Begin at the line that has "slice-value-others: 28% bbox=[379, 479, 451, 522]" and stop after the line that has "pie-slice-personal-care-and-style bbox=[36, 769, 775, 1141]". Give those lines again with "slices-layer" switched to "slice-group" and nothing else changed.

Stored rows:
╔══
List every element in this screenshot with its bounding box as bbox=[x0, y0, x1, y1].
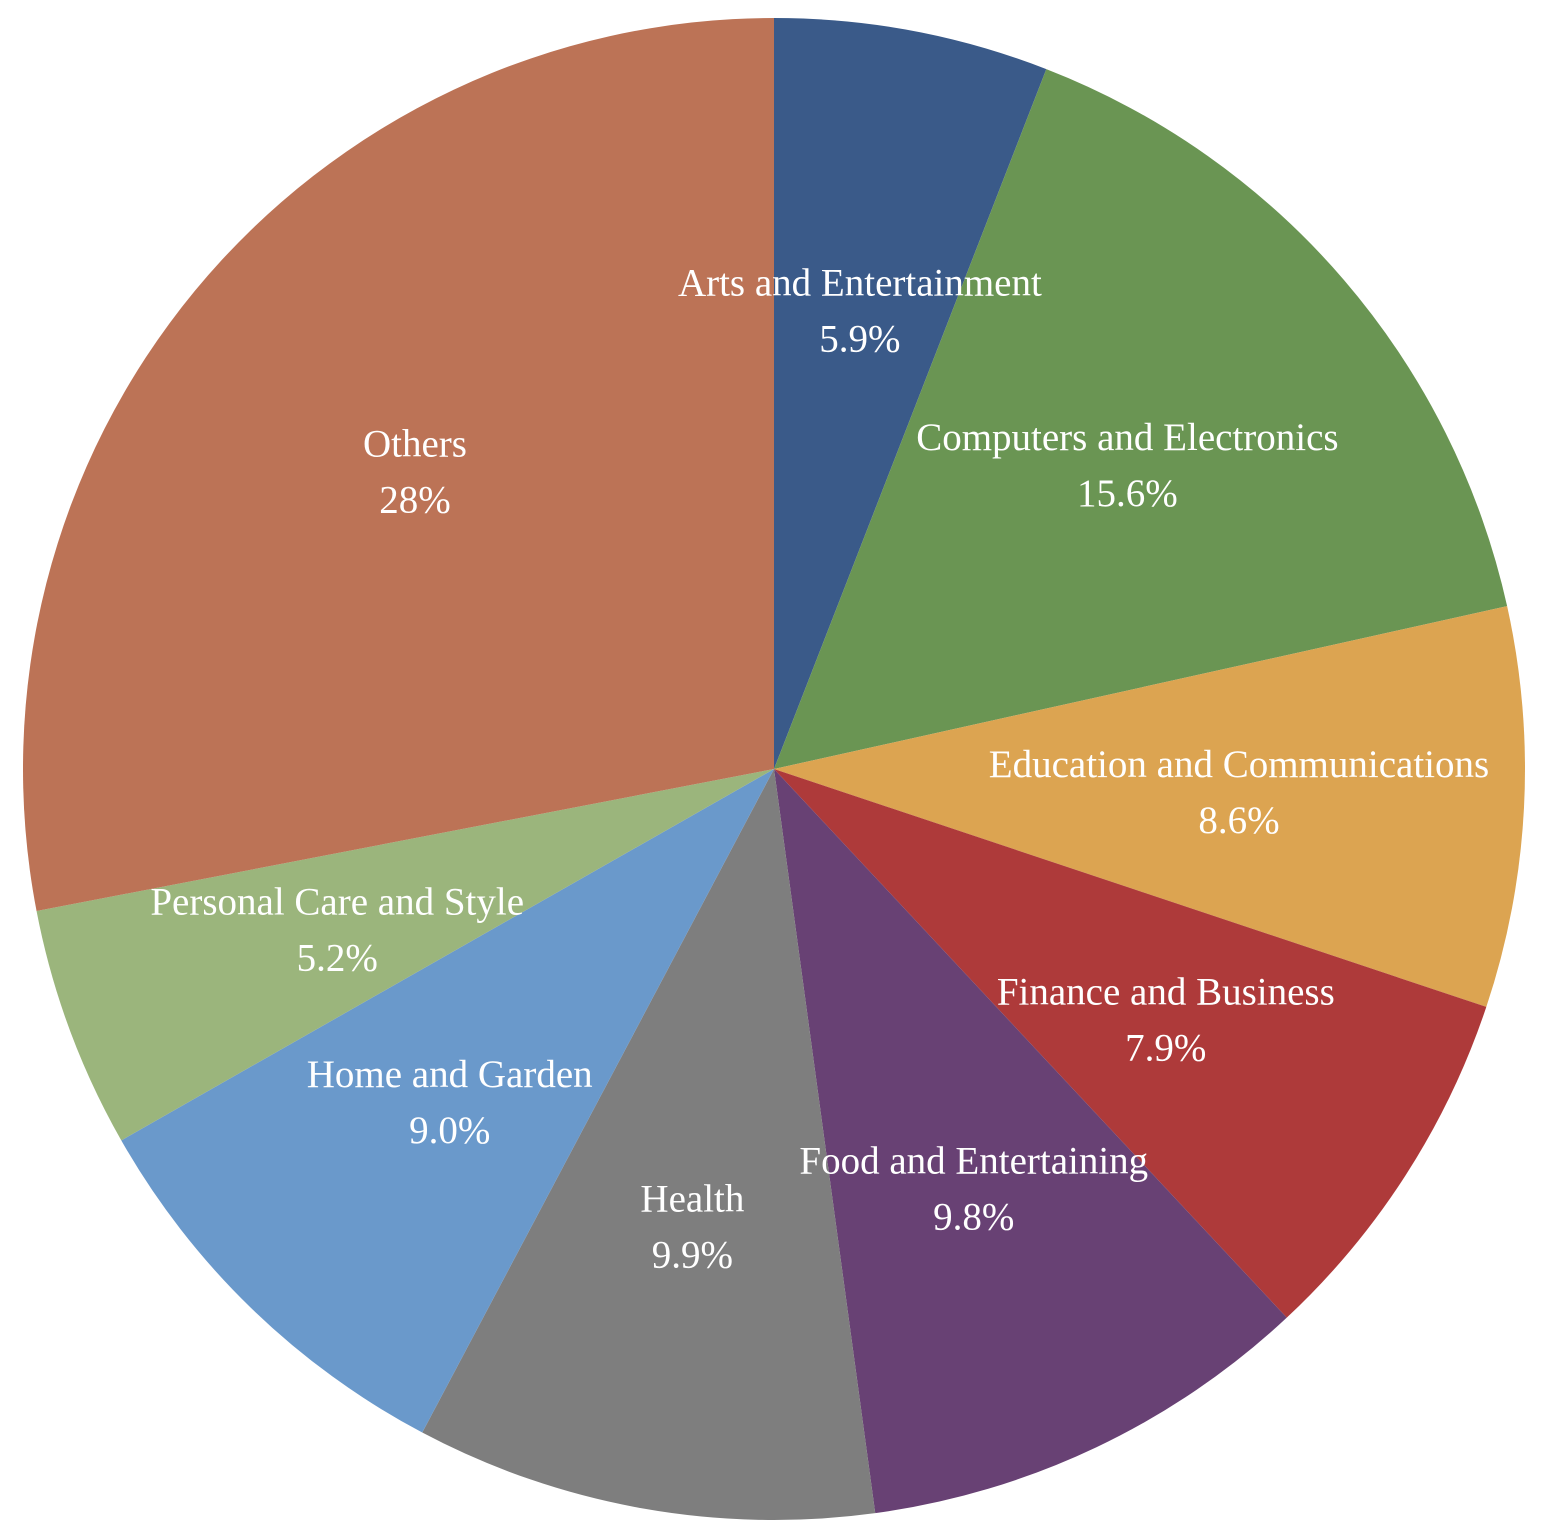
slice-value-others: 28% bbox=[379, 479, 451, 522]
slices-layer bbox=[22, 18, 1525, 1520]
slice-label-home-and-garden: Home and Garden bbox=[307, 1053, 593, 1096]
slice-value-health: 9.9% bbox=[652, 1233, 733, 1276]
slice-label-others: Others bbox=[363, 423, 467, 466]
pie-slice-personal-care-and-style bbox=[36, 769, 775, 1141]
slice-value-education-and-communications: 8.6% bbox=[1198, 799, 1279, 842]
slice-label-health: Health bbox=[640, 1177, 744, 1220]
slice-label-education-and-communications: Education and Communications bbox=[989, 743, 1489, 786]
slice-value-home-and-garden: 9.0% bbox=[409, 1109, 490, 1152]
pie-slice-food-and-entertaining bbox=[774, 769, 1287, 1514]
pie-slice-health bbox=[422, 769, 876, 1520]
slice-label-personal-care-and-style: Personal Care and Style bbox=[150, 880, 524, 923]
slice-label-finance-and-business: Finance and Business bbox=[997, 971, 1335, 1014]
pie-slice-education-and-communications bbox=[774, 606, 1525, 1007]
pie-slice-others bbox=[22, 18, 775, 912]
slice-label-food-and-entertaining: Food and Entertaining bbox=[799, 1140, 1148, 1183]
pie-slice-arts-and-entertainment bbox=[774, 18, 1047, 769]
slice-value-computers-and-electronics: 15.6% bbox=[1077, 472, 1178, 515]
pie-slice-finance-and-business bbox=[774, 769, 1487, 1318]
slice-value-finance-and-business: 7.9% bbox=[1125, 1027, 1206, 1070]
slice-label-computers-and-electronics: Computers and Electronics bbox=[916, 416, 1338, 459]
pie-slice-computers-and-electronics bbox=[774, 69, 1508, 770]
╚══
The answer:
slice-value-others: 28% bbox=[379, 479, 451, 522]
slice-group bbox=[22, 18, 1525, 1520]
slice-label-home-and-garden: Home and Garden bbox=[307, 1053, 593, 1096]
slice-value-health: 9.9% bbox=[652, 1233, 733, 1276]
slice-label-others: Others bbox=[363, 423, 467, 466]
pie-slice-personal-care-and-style bbox=[36, 769, 775, 1141]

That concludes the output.